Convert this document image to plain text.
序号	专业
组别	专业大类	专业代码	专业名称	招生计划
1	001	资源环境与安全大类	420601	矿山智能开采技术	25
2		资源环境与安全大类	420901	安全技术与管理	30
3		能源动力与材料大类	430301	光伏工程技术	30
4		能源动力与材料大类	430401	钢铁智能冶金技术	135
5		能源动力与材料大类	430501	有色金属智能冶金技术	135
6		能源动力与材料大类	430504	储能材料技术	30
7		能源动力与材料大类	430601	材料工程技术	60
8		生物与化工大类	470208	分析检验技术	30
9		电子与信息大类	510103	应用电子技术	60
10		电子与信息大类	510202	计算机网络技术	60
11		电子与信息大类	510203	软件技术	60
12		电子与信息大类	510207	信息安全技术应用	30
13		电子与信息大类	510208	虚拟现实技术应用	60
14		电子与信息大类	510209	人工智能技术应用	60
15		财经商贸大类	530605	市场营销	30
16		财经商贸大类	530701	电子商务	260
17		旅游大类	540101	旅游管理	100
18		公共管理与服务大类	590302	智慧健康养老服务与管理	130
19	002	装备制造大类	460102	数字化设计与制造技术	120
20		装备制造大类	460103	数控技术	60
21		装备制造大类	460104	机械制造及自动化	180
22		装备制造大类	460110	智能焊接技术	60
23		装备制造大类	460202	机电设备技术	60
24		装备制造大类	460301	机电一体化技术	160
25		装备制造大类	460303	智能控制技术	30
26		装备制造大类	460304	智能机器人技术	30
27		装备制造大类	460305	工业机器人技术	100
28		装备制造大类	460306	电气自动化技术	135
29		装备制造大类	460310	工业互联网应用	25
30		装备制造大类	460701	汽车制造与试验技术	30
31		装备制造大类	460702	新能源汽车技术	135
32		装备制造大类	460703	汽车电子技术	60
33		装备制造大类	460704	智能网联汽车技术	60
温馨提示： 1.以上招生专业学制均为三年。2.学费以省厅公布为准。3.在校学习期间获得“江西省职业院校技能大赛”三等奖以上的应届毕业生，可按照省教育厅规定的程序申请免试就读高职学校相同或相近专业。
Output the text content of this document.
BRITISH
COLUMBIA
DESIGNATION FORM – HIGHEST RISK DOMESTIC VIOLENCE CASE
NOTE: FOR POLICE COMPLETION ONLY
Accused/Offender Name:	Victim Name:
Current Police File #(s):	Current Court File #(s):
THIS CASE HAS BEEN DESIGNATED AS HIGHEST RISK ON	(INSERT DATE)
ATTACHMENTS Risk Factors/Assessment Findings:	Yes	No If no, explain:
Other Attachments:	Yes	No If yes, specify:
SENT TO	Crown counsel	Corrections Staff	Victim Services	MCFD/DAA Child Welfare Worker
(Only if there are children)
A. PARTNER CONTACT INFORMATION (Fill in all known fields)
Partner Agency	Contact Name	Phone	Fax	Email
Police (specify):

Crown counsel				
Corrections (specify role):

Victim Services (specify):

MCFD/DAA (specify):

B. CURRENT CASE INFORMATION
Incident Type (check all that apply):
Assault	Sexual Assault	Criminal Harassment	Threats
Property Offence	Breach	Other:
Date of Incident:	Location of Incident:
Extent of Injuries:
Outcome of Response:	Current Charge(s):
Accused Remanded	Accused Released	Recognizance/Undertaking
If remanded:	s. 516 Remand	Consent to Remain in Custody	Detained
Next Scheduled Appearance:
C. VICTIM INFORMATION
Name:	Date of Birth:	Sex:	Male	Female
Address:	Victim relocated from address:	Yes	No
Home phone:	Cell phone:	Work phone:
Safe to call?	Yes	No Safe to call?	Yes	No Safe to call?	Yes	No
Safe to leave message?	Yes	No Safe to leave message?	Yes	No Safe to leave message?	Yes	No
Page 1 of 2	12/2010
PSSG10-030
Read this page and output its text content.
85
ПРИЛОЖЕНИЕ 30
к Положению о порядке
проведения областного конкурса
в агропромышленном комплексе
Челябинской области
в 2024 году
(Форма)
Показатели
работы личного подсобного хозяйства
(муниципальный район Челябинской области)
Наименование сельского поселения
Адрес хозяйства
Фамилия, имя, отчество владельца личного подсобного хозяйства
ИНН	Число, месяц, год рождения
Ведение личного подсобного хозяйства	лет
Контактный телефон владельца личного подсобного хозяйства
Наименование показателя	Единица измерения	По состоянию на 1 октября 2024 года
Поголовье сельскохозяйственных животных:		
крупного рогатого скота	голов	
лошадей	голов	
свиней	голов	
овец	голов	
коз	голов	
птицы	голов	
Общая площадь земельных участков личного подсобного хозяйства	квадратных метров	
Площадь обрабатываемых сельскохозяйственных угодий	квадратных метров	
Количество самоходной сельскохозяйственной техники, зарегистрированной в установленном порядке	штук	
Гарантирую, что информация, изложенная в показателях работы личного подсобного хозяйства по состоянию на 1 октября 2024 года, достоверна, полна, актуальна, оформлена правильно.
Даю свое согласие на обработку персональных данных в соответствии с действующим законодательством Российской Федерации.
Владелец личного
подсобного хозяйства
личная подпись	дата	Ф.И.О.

++++++

In the material above, find each line that contains the word "Incident", and select it.

Incident Type (check all that apply):
Date of Incident:	Location of Incident:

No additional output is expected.